What is required: Transcribe the records exactly from the line with "What text is on this page?" to the end, both included.

--

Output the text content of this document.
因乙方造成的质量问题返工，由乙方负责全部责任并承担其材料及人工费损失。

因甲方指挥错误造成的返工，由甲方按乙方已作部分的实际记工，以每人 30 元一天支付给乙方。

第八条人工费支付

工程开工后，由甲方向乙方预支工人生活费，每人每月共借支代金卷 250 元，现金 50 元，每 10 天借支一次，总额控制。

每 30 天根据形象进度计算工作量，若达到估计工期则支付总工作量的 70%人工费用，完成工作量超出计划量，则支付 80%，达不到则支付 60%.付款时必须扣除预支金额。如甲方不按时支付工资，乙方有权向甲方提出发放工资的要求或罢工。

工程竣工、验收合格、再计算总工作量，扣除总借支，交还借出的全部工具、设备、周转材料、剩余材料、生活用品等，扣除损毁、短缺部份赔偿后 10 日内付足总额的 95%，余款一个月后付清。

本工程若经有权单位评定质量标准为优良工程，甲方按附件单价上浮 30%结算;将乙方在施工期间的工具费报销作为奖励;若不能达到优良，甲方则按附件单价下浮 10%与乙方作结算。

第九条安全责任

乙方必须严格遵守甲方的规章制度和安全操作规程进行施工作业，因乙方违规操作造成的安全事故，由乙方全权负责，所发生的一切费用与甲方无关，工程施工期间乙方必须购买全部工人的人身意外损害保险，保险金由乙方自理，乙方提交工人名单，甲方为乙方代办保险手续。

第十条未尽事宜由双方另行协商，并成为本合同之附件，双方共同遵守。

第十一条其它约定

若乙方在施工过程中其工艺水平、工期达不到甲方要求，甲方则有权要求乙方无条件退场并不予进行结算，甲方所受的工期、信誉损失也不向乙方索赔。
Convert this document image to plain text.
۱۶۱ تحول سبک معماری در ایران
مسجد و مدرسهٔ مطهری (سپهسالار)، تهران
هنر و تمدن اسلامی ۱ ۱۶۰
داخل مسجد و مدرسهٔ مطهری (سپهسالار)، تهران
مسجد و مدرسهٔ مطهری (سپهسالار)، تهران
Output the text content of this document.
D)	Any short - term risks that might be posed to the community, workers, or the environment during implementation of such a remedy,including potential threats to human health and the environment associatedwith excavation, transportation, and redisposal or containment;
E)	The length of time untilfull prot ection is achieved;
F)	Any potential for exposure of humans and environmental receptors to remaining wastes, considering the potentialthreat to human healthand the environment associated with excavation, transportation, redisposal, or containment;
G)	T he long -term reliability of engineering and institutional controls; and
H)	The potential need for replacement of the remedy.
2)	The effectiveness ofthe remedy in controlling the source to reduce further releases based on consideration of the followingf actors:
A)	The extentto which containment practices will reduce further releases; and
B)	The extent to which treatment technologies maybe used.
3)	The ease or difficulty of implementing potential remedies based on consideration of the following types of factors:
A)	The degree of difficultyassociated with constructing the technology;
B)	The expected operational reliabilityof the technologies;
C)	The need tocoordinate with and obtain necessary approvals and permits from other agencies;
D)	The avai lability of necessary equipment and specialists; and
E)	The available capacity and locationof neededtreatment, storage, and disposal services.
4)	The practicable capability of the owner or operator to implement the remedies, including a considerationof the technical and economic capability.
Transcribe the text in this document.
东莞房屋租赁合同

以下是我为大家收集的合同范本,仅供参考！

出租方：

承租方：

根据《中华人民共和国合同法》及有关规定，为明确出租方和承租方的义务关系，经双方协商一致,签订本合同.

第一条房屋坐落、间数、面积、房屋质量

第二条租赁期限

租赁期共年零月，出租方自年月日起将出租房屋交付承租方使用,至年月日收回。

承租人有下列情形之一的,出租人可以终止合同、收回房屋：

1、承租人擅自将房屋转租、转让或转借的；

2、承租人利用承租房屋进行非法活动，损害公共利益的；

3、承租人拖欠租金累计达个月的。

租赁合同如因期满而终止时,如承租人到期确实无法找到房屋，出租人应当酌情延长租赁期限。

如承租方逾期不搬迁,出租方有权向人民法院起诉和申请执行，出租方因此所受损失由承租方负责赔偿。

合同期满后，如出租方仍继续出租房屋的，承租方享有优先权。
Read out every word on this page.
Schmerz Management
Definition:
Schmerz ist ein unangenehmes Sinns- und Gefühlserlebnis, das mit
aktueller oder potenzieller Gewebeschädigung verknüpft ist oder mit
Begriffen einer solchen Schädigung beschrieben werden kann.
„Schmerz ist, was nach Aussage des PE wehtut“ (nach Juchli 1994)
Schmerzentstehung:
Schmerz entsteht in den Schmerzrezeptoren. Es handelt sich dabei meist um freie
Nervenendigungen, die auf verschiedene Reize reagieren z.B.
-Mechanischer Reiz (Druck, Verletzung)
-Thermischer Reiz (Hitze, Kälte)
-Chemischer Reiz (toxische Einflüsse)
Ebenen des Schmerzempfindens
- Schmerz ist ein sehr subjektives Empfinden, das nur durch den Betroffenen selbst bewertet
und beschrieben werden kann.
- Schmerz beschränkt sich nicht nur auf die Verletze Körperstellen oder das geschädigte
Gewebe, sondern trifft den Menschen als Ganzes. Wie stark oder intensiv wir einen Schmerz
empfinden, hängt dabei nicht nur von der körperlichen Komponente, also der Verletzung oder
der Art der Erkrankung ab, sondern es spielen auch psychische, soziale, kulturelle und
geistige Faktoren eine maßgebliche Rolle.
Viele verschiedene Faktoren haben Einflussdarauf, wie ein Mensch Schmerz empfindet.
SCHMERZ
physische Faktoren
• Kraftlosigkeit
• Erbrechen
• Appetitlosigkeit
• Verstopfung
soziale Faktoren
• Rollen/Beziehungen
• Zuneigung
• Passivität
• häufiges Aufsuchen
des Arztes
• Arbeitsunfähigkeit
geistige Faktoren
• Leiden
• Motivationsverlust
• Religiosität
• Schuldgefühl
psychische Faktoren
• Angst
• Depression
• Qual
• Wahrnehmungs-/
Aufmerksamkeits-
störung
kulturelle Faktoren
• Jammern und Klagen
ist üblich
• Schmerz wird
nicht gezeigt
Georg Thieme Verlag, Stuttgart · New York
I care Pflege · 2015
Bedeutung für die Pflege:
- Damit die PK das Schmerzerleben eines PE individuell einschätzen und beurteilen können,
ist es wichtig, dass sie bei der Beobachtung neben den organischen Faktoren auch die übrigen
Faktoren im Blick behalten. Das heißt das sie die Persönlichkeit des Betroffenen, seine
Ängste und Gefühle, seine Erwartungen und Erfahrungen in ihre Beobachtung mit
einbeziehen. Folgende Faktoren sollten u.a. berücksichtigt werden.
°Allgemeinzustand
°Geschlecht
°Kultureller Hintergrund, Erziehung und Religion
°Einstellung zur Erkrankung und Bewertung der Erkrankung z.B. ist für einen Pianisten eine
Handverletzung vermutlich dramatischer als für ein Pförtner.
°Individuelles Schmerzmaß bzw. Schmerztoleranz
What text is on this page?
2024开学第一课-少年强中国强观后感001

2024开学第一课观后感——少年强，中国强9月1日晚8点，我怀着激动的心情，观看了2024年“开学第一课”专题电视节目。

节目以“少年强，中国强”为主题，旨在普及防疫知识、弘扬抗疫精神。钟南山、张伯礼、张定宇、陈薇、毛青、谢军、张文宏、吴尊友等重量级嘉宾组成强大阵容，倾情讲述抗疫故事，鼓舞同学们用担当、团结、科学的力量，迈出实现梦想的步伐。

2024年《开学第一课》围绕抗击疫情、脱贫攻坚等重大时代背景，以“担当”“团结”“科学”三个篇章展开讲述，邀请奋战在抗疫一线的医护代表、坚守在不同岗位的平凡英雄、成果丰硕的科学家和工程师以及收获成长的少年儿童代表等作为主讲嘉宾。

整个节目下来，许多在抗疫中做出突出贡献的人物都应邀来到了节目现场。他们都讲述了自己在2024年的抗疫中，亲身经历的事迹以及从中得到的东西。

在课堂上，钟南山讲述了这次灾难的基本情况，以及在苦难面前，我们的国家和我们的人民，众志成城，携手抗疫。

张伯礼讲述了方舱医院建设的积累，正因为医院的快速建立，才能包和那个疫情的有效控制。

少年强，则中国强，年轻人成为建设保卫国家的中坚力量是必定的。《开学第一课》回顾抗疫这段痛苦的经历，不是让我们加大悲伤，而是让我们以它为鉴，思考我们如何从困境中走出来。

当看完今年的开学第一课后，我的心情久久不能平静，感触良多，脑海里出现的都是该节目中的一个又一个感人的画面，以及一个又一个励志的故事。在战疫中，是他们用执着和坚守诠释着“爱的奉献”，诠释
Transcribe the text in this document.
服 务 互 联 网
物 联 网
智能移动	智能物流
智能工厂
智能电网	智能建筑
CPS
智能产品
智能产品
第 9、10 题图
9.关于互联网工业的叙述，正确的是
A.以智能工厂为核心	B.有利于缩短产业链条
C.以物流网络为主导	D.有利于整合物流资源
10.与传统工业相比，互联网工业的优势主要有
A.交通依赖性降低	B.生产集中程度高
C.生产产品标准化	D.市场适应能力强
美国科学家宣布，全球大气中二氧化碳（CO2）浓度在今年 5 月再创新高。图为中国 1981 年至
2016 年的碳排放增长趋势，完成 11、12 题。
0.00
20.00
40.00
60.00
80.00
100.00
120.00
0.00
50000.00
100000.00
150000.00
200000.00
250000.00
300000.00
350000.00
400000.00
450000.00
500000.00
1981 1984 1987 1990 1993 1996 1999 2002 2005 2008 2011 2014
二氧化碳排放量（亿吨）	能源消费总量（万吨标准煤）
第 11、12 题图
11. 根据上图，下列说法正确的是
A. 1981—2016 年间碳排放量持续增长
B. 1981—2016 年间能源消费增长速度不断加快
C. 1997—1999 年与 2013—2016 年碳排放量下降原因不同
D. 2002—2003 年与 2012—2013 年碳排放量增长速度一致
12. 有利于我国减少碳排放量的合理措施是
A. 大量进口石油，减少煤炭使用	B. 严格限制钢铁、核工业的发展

--

Answer for the task:
What text is on this page?
2024开学第一课-少年强中国强观后感001

2024开学第一课观后感——少年强，中国强9月1日晚8点，我怀着激动的心情，观看了2024年“开学第一课”专题电视节目。

节目以“少年强，中国强”为主题，旨在普及防疫知识、弘扬抗疫精神。钟南山、张伯礼、张定宇、陈薇、毛青、谢军、张文宏、吴尊友等重量级嘉宾组成强大阵容，倾情讲述抗疫故事，鼓舞同学们用担当、团结、科学的力量，迈出实现梦想的步伐。

2024年《开学第一课》围绕抗击疫情、脱贫攻坚等重大时代背景，以“担当”“团结”“科学”三个篇章展开讲述，邀请奋战在抗疫一线的医护代表、坚守在不同岗位的平凡英雄、成果丰硕的科学家和工程师以及收获成长的少年儿童代表等作为主讲嘉宾。

整个节目下来，许多在抗疫中做出突出贡献的人物都应邀来到了节目现场。他们都讲述了自己在2024年的抗疫中，亲身经历的事迹以及从中得到的东西。

在课堂上，钟南山讲述了这次灾难的基本情况，以及在苦难面前，我们的国家和我们的人民，众志成城，携手抗疫。

张伯礼讲述了方舱医院建设的积累，正因为医院的快速建立，才能包和那个疫情的有效控制。

少年强，则中国强，年轻人成为建设保卫国家的中坚力量是必定的。《开学第一课》回顾抗疫这段痛苦的经历，不是让我们加大悲伤，而是让我们以它为鉴，思考我们如何从困境中走出来。

当看完今年的开学第一课后，我的心情久久不能平静，感触良多，脑海里出现的都是该节目中的一个又一个感人的画面，以及一个又一个励志的故事。在战疫中，是他们用执着和坚守诠释着“爱的奉献”，诠释
Transcribe the text in this document.
服 务 互 联 网
物 联 网
智能移动	智能物流
智能工厂
智能电网	智能建筑
CPS
智能产品
智能产品
第 9、10 题图
9.关于互联网工业的叙述，正确的是
A.以智能工厂为核心	B.有利于缩短产业链条
C.以物流网络为主导	D.有利于整合物流资源
10.与传统工业相比，互联网工业的优势主要有
A.交通依赖性降低	B.生产集中程度高
C.生产产品标准化	D.市场适应能力强
美国科学家宣布，全球大气中二氧化碳（CO2）浓度在今年 5 月再创新高。图为中国 1981 年至
2016 年的碳排放增长趋势，完成 11、12 题。
0.00
20.00
40.00
60.00
80.00
100.00
120.00
0.00
50000.00
100000.00
150000.00
200000.00
250000.00
300000.00
350000.00
400000.00
450000.00
500000.00
1981 1984 1987 1990 1993 1996 1999 2002 2005 2008 2011 2014
二氧化碳排放量（亿吨）	能源消费总量（万吨标准煤）
第 11、12 题图
11. 根据上图，下列说法正确的是
A. 1981—2016 年间碳排放量持续增长
B. 1981—2016 年间能源消费增长速度不断加快
C. 1997—1999 年与 2013—2016 年碳排放量下降原因不同
D. 2002—2003 年与 2012—2013 年碳排放量增长速度一致
12. 有利于我国减少碳排放量的合理措施是
A. 大量进口石油，减少煤炭使用	B. 严格限制钢铁、核工业的发展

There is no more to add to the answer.